▶ **Exercise instructions**
In the listing below, locate the lines bearing the word "this". Copy every one of them.

▶ **Extracted data entries**

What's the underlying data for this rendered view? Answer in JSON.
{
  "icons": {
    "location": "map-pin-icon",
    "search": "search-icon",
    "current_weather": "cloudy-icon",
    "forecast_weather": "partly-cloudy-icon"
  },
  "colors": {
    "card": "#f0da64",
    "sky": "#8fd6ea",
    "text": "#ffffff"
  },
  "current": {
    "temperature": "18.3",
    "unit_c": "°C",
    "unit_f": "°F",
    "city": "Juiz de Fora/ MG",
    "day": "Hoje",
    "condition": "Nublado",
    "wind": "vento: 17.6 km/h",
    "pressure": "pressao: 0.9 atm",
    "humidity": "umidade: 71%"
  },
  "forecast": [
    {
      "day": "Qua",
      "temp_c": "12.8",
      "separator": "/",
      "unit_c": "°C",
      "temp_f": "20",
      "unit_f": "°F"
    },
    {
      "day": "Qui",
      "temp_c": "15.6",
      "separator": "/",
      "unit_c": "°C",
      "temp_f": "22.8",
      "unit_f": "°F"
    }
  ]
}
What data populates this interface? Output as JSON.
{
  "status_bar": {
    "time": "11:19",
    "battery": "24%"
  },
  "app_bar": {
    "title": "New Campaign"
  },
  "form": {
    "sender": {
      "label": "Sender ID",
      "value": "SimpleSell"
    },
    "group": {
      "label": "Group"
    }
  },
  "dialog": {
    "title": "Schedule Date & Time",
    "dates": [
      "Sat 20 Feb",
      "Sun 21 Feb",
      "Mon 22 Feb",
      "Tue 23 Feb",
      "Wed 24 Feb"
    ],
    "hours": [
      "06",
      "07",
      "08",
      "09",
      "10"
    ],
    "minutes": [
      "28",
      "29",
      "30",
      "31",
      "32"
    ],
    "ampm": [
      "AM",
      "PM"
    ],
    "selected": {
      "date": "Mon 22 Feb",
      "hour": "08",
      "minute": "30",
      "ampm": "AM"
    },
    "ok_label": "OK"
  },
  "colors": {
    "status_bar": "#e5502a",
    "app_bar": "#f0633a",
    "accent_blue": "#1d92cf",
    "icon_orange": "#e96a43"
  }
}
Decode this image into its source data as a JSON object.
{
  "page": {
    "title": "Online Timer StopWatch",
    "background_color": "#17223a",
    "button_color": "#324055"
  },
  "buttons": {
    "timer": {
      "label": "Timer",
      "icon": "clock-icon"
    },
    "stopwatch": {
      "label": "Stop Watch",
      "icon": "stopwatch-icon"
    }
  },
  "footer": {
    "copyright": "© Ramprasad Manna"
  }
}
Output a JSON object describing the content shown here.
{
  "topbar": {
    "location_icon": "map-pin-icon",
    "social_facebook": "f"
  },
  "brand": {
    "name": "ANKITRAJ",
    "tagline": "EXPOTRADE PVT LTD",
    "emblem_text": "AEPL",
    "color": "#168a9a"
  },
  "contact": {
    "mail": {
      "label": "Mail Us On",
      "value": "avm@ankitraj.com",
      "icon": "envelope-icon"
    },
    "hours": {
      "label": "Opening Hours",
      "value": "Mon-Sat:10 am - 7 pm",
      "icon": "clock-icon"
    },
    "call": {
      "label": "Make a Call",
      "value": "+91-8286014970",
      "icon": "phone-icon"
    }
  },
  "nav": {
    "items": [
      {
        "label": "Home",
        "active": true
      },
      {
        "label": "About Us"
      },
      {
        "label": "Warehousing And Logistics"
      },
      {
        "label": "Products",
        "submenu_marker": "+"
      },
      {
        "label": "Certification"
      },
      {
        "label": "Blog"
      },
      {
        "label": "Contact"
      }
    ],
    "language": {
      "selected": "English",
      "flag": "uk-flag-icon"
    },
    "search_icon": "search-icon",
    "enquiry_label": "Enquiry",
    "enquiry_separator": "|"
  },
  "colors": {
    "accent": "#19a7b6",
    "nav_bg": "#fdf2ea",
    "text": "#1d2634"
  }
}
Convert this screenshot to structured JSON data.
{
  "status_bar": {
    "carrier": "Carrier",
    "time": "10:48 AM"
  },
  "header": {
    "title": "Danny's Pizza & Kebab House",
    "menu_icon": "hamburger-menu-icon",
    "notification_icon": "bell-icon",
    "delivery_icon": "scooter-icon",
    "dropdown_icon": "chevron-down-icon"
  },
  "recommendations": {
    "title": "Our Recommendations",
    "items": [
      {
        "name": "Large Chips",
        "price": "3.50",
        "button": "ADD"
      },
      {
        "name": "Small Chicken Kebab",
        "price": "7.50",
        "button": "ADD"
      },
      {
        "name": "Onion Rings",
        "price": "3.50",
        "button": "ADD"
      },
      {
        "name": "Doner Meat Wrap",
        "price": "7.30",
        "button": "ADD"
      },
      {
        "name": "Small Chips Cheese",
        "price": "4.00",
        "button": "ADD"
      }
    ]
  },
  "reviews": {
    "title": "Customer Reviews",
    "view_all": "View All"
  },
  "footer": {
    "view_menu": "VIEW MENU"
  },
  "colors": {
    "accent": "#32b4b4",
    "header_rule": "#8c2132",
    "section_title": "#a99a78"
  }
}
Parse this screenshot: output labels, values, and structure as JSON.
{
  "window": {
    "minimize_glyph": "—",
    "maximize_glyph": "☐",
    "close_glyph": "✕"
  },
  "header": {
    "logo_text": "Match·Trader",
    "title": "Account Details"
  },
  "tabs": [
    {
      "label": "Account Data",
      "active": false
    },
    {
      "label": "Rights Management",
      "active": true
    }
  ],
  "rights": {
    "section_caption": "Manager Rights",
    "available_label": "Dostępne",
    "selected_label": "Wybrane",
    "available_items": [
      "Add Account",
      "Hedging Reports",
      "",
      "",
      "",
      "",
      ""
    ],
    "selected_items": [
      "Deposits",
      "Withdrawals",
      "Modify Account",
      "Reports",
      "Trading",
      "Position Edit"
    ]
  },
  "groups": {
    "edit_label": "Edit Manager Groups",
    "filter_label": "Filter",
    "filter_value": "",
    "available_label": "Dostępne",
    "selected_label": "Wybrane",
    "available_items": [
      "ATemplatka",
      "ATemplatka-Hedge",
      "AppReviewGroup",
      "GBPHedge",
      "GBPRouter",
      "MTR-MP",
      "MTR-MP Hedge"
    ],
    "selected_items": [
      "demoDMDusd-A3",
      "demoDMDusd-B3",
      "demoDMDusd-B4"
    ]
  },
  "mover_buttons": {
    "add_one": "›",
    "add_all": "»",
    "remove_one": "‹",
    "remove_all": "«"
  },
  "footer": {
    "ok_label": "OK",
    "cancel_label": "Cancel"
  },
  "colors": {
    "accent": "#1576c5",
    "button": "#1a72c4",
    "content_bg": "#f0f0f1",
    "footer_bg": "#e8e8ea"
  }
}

▶ **The solution**
What's the underlying data for this rendered view? Answer in JSON.
What data populates this interface? Output as JSON.
Decode this image into its source data as a JSON object.
Convert this screenshot to structured JSON data.
Parse this screenshot: output labels, values, and structure as JSON.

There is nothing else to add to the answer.